* GOAL: All lines in the data bearing the string "COMPANY" should be identified and copied.

◇ ◇ ◇ ◇ ◇ ◇ ◇

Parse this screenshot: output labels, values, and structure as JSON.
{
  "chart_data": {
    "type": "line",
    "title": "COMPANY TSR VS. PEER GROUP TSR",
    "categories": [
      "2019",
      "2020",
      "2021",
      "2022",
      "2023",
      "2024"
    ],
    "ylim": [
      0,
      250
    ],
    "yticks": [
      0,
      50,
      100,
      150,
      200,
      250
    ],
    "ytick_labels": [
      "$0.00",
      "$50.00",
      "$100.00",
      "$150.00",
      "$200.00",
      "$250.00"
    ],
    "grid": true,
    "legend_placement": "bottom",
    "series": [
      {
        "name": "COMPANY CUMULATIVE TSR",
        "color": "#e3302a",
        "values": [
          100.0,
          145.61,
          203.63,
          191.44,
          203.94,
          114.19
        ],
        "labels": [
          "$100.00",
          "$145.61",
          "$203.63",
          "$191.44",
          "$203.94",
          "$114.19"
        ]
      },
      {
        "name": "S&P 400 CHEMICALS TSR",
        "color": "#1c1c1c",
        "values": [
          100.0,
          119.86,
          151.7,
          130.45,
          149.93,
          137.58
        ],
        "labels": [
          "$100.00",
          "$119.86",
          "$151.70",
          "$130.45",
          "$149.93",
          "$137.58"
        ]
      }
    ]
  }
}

◇ ◇ ◇ ◇ ◇ ◇ ◇

* EXPECTED ANSWER:
    "title": "COMPANY TSR VS. PEER GROUP TSR",
        "name": "COMPANY CUMULATIVE TSR",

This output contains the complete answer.